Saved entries

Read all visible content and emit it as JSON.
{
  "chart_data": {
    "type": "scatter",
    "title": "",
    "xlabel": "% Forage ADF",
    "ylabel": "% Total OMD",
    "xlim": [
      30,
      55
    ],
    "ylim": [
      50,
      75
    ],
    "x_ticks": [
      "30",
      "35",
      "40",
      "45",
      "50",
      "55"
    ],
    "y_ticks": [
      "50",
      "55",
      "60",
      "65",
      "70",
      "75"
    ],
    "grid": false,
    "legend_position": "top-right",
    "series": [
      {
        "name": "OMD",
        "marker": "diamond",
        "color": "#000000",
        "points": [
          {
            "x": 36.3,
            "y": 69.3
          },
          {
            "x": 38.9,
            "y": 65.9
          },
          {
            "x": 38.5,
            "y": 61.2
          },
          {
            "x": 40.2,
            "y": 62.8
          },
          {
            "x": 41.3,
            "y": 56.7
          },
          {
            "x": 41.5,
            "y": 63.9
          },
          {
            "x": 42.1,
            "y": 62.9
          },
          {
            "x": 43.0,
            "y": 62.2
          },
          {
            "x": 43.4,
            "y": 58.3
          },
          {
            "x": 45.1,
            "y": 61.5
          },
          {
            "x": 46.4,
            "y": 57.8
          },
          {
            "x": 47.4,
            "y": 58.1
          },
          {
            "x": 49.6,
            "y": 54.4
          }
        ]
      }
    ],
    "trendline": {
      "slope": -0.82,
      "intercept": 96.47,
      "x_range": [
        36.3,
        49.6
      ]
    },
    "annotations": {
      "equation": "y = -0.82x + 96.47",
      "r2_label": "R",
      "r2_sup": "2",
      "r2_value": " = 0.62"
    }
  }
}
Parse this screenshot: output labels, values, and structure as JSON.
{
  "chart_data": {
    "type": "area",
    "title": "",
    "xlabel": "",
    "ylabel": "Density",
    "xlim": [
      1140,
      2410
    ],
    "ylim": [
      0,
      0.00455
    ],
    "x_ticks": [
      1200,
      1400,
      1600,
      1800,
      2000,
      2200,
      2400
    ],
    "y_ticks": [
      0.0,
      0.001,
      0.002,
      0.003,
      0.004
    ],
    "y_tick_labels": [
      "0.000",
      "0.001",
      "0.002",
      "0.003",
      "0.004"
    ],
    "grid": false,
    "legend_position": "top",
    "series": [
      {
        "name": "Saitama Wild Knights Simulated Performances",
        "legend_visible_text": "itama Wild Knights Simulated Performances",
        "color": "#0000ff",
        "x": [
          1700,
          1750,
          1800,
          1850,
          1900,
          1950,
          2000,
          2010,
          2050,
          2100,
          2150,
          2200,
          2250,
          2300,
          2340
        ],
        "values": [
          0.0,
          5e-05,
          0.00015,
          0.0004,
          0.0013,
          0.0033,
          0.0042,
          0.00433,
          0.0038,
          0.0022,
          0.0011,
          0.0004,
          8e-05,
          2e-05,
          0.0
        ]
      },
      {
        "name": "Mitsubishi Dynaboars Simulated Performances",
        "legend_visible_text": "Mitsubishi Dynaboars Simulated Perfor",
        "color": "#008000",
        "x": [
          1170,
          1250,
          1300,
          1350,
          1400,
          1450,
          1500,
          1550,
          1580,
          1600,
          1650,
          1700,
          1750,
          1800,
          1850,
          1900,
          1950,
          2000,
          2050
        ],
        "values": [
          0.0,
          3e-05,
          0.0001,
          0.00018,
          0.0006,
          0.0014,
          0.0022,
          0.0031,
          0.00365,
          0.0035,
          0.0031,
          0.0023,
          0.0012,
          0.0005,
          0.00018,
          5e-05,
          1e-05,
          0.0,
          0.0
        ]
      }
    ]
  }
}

DESCRIPTION OF THE TASK:
Write out the material exactly as given.

COMPLETE RESPONSE:
Read all visible content and emit it as JSON.
{
  "chart_data": {
    "type": "scatter",
    "title": "",
    "xlabel": "% Forage ADF",
    "ylabel": "% Total OMD",
    "xlim": [
      30,
      55
    ],
    "ylim": [
      50,
      75
    ],
    "x_ticks": [
      "30",
      "35",
      "40",
      "45",
      "50",
      "55"
    ],
    "y_ticks": [
      "50",
      "55",
      "60",
      "65",
      "70",
      "75"
    ],
    "grid": false,
    "legend_position": "top-right",
    "series": [
      {
        "name": "OMD",
        "marker": "diamond",
        "color": "#000000",
        "points": [
          {
            "x": 36.3,
            "y": 69.3
          },
          {
            "x": 38.9,
            "y": 65.9
          },
          {
            "x": 38.5,
            "y": 61.2
          },
          {
            "x": 40.2,
            "y": 62.8
          },
          {
            "x": 41.3,
            "y": 56.7
          },
          {
            "x": 41.5,
            "y": 63.9
          },
          {
            "x": 42.1,
            "y": 62.9
          },
          {
            "x": 43.0,
            "y": 62.2
          },
          {
            "x": 43.4,
            "y": 58.3
          },
          {
            "x": 45.1,
            "y": 61.5
          },
          {
            "x": 46.4,
            "y": 57.8
          },
          {
            "x": 47.4,
            "y": 58.1
          },
          {
            "x": 49.6,
            "y": 54.4
          }
        ]
      }
    ],
    "trendline": {
      "slope": -0.82,
      "intercept": 96.47,
      "x_range": [
        36.3,
        49.6
      ]
    },
    "annotations": {
      "equation": "y = -0.82x + 96.47",
      "r2_label": "R",
      "r2_sup": "2",
      "r2_value": " = 0.62"
    }
  }
}
Parse this screenshot: output labels, values, and structure as JSON.
{
  "chart_data": {
    "type": "area",
    "title": "",
    "xlabel": "",
    "ylabel": "Density",
    "xlim": [
      1140,
      2410
    ],
    "ylim": [
      0,
      0.00455
    ],
    "x_ticks": [
      1200,
      1400,
      1600,
      1800,
      2000,
      2200,
      2400
    ],
    "y_ticks": [
      0.0,
      0.001,
      0.002,
      0.003,
      0.004
    ],
    "y_tick_labels": [
      "0.000",
      "0.001",
      "0.002",
      "0.003",
      "0.004"
    ],
    "grid": false,
    "legend_position": "top",
    "series": [
      {
        "name": "Saitama Wild Knights Simulated Performances",
        "legend_visible_text": "itama Wild Knights Simulated Performances",
        "color": "#0000ff",
        "x": [
          1700,
          1750,
          1800,
          1850,
          1900,
          1950,
          2000,
          2010,
          2050,
          2100,
          2150,
          2200,
          2250,
          2300,
          2340
        ],
        "values": [
          0.0,
          5e-05,
          0.00015,
          0.0004,
          0.0013,
          0.0033,
          0.0042,
          0.00433,
          0.0038,
          0.0022,
          0.0011,
          0.0004,
          8e-05,
          2e-05,
          0.0
        ]
      },
      {
        "name": "Mitsubishi Dynaboars Simulated Performances",
        "legend_visible_text": "Mitsubishi Dynaboars Simulated Perfor",
        "color": "#008000",
        "x": [
          1170,
          1250,
          1300,
          1350,
          1400,
          1450,
          1500,
          1550,
          1580,
          1600,
          1650,
          1700,
          1750,
          1800,
          1850,
          1900,
          1950,
          2000,
          2050
        ],
        "values": [
          0.0,
          3e-05,
          0.0001,
          0.00018,
          0.0006,
          0.0014,
          0.0022,
          0.0031,
          0.00365,
          0.0035,
          0.0031,
          0.0023,
          0.0012,
          0.0005,
          0.00018,
          5e-05,
          1e-05,
          0.0,
          0.0
        ]
      }
    ]
  }
}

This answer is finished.